§ **Listing**:
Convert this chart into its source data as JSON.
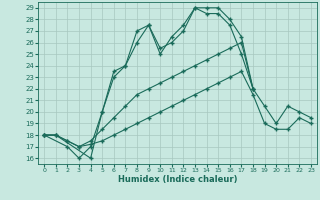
{
  "xlabel": "Humidex (Indice chaleur)",
  "x_values": [
    0,
    1,
    2,
    3,
    4,
    5,
    6,
    7,
    8,
    9,
    10,
    11,
    12,
    13,
    14,
    15,
    16,
    17,
    18,
    19,
    20,
    21,
    22,
    23
  ],
  "line1": [
    18,
    18,
    null,
    null,
    16,
    20,
    23.5,
    24,
    27,
    27.5,
    25,
    26.5,
    27.5,
    29,
    29,
    29,
    28,
    26.5,
    22,
    null,
    null,
    null,
    null,
    null
  ],
  "line2": [
    18,
    null,
    17,
    16,
    17,
    20,
    23,
    24,
    26,
    27.5,
    25.5,
    26,
    27,
    29,
    28.5,
    28.5,
    27.5,
    25,
    22,
    null,
    null,
    null,
    null,
    null
  ],
  "line3": [
    18,
    18,
    17.5,
    17,
    17.5,
    18.5,
    19.5,
    20.5,
    21.5,
    22.0,
    22.5,
    23.0,
    23.5,
    24.0,
    24.5,
    25.0,
    25.5,
    26.0,
    22,
    20.5,
    19.0,
    20.5,
    20.0,
    19.5
  ],
  "line4": [
    18,
    18,
    17.5,
    17,
    17.2,
    17.5,
    18.0,
    18.5,
    19.0,
    19.5,
    20.0,
    20.5,
    21.0,
    21.5,
    22.0,
    22.5,
    23.0,
    23.5,
    21.5,
    19.0,
    18.5,
    18.5,
    19.5,
    19.0
  ],
  "line_color": "#1a6b5a",
  "bg_color": "#c8e8e0",
  "grid_color": "#a8c8c0",
  "ylim": [
    15.5,
    29.5
  ],
  "xlim": [
    -0.5,
    23.5
  ],
  "yticks": [
    16,
    17,
    18,
    19,
    20,
    21,
    22,
    23,
    24,
    25,
    26,
    27,
    28,
    29
  ],
  "xticks": [
    0,
    1,
    2,
    3,
    4,
    5,
    6,
    7,
    8,
    9,
    10,
    11,
    12,
    13,
    14,
    15,
    16,
    17,
    18,
    19,
    20,
    21,
    22,
    23
  ]
}
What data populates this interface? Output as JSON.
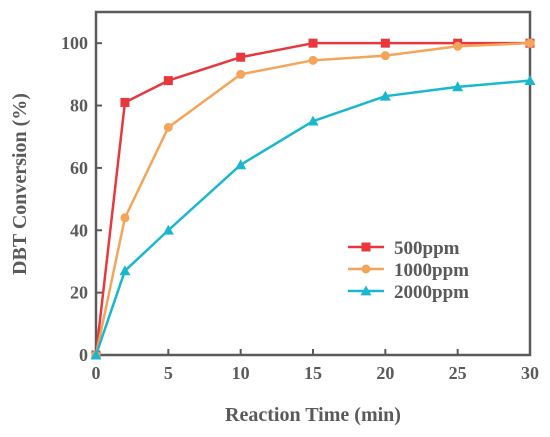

§ **Requirement**:
Copy each line that holds the word "data".

§ **Written solution**:
Convert this chart into its source data as JSON.
What data populates this interface? Output as JSON.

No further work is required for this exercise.